§ Stated exercise
Reproduce all of the listing below without alteration.

__________

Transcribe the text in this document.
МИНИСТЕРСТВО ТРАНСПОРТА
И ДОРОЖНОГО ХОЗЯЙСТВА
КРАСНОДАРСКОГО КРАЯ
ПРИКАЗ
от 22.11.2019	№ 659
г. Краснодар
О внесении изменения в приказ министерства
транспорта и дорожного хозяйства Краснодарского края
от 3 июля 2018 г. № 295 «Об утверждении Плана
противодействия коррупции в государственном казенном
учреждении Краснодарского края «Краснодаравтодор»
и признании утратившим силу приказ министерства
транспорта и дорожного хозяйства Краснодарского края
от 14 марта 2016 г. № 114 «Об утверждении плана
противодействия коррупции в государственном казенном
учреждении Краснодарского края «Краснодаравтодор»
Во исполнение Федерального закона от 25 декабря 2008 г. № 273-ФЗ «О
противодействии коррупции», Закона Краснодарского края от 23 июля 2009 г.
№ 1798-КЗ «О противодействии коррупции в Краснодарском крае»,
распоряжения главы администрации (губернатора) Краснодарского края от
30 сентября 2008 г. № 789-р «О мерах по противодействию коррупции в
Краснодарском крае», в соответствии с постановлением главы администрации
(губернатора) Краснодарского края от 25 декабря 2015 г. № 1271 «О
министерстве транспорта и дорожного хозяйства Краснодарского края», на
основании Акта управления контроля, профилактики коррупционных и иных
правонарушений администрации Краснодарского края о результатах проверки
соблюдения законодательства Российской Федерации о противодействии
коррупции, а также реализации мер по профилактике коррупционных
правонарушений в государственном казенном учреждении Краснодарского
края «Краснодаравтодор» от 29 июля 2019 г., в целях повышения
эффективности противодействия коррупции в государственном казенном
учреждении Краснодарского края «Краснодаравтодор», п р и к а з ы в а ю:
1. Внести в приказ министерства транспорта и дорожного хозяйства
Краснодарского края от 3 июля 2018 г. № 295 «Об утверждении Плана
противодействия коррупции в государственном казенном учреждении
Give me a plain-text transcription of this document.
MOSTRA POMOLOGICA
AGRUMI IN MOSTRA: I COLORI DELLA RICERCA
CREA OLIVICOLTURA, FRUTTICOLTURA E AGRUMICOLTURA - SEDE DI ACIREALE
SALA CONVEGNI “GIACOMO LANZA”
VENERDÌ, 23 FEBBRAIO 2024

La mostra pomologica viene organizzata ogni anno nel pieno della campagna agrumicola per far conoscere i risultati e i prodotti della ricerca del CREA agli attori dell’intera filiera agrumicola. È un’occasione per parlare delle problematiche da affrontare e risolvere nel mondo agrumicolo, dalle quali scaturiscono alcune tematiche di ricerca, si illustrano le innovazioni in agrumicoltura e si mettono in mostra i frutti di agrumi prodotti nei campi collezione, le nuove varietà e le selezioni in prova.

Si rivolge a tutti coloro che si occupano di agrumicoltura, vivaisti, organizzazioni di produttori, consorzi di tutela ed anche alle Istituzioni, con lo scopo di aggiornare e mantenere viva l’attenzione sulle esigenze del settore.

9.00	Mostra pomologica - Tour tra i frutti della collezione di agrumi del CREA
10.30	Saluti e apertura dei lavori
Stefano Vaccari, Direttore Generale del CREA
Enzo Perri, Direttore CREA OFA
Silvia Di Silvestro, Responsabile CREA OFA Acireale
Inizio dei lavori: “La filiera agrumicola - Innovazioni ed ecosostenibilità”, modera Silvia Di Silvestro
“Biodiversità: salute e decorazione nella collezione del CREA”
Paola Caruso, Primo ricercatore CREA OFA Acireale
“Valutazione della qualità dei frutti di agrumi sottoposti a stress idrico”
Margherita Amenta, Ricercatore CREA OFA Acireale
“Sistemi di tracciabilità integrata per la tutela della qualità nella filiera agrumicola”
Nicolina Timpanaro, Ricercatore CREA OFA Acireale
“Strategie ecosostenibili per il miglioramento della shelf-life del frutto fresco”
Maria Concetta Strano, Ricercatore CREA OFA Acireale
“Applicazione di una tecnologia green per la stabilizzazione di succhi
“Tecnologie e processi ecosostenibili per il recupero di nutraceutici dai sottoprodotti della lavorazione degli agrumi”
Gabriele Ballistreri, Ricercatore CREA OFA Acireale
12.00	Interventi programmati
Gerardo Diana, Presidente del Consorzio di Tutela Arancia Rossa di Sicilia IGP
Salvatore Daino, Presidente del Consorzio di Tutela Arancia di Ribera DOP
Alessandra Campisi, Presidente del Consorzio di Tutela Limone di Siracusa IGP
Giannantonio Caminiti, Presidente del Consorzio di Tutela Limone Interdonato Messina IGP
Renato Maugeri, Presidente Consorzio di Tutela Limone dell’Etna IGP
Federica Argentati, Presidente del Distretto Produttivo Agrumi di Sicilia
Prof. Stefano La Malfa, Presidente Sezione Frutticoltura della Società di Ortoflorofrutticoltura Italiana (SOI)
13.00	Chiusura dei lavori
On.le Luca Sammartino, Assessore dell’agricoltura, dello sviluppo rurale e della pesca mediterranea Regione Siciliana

__________

§ Task result
Transcribe the text in this document.
МИНИСТЕРСТВО ТРАНСПОРТА
И ДОРОЖНОГО ХОЗЯЙСТВА
КРАСНОДАРСКОГО КРАЯ
ПРИКАЗ
от 22.11.2019	№ 659
г. Краснодар
О внесении изменения в приказ министерства
транспорта и дорожного хозяйства Краснодарского края
от 3 июля 2018 г. № 295 «Об утверждении Плана
противодействия коррупции в государственном казенном
учреждении Краснодарского края «Краснодаравтодор»
и признании утратившим силу приказ министерства
транспорта и дорожного хозяйства Краснодарского края
от 14 марта 2016 г. № 114 «Об утверждении плана
противодействия коррупции в государственном казенном
учреждении Краснодарского края «Краснодаравтодор»
Во исполнение Федерального закона от 25 декабря 2008 г. № 273-ФЗ «О
противодействии коррупции», Закона Краснодарского края от 23 июля 2009 г.
№ 1798-КЗ «О противодействии коррупции в Краснодарском крае»,
распоряжения главы администрации (губернатора) Краснодарского края от
30 сентября 2008 г. № 789-р «О мерах по противодействию коррупции в
Краснодарском крае», в соответствии с постановлением главы администрации
(губернатора) Краснодарского края от 25 декабря 2015 г. № 1271 «О
министерстве транспорта и дорожного хозяйства Краснодарского края», на
основании Акта управления контроля, профилактики коррупционных и иных
правонарушений администрации Краснодарского края о результатах проверки
соблюдения законодательства Российской Федерации о противодействии
коррупции, а также реализации мер по профилактике коррупционных
правонарушений в государственном казенном учреждении Краснодарского
края «Краснодаравтодор» от 29 июля 2019 г., в целях повышения
эффективности противодействия коррупции в государственном казенном
учреждении Краснодарского края «Краснодаравтодор», п р и к а з ы в а ю:
1. Внести в приказ министерства транспорта и дорожного хозяйства
Краснодарского края от 3 июля 2018 г. № 295 «Об утверждении Плана
противодействия коррупции в государственном казенном учреждении
Give me a plain-text transcription of this document.
MOSTRA POMOLOGICA
AGRUMI IN MOSTRA: I COLORI DELLA RICERCA
CREA OLIVICOLTURA, FRUTTICOLTURA E AGRUMICOLTURA - SEDE DI ACIREALE
SALA CONVEGNI “GIACOMO LANZA”
VENERDÌ, 23 FEBBRAIO 2024

La mostra pomologica viene organizzata ogni anno nel pieno della campagna agrumicola per far conoscere i risultati e i prodotti della ricerca del CREA agli attori dell’intera filiera agrumicola. È un’occasione per parlare delle problematiche da affrontare e risolvere nel mondo agrumicolo, dalle quali scaturiscono alcune tematiche di ricerca, si illustrano le innovazioni in agrumicoltura e si mettono in mostra i frutti di agrumi prodotti nei campi collezione, le nuove varietà e le selezioni in prova.

Si rivolge a tutti coloro che si occupano di agrumicoltura, vivaisti, organizzazioni di produttori, consorzi di tutela ed anche alle Istituzioni, con lo scopo di aggiornare e mantenere viva l’attenzione sulle esigenze del settore.

9.00	Mostra pomologica - Tour tra i frutti della collezione di agrumi del CREA
10.30	Saluti e apertura dei lavori
Stefano Vaccari, Direttore Generale del CREA
Enzo Perri, Direttore CREA OFA
Silvia Di Silvestro, Responsabile CREA OFA Acireale
Inizio dei lavori: “La filiera agrumicola - Innovazioni ed ecosostenibilità”, modera Silvia Di Silvestro
“Biodiversità: salute e decorazione nella collezione del CREA”
Paola Caruso, Primo ricercatore CREA OFA Acireale
“Valutazione della qualità dei frutti di agrumi sottoposti a stress idrico”
Margherita Amenta, Ricercatore CREA OFA Acireale
“Sistemi di tracciabilità integrata per la tutela della qualità nella filiera agrumicola”
Nicolina Timpanaro, Ricercatore CREA OFA Acireale
“Strategie ecosostenibili per il miglioramento della shelf-life del frutto fresco”
Maria Concetta Strano, Ricercatore CREA OFA Acireale
“Applicazione di una tecnologia green per la stabilizzazione di succhi
“Tecnologie e processi ecosostenibili per il recupero di nutraceutici dai sottoprodotti della lavorazione degli agrumi”
Gabriele Ballistreri, Ricercatore CREA OFA Acireale
12.00	Interventi programmati
Gerardo Diana, Presidente del Consorzio di Tutela Arancia Rossa di Sicilia IGP
Salvatore Daino, Presidente del Consorzio di Tutela Arancia di Ribera DOP
Alessandra Campisi, Presidente del Consorzio di Tutela Limone di Siracusa IGP
Giannantonio Caminiti, Presidente del Consorzio di Tutela Limone Interdonato Messina IGP
Renato Maugeri, Presidente Consorzio di Tutela Limone dell’Etna IGP
Federica Argentati, Presidente del Distretto Produttivo Agrumi di Sicilia
Prof. Stefano La Malfa, Presidente Sezione Frutticoltura della Società di Ortoflorofrutticoltura Italiana (SOI)
13.00	Chiusura dei lavori
On.le Luca Sammartino, Assessore dell’agricoltura, dello sviluppo rurale e della pesca mediterranea Regione Siciliana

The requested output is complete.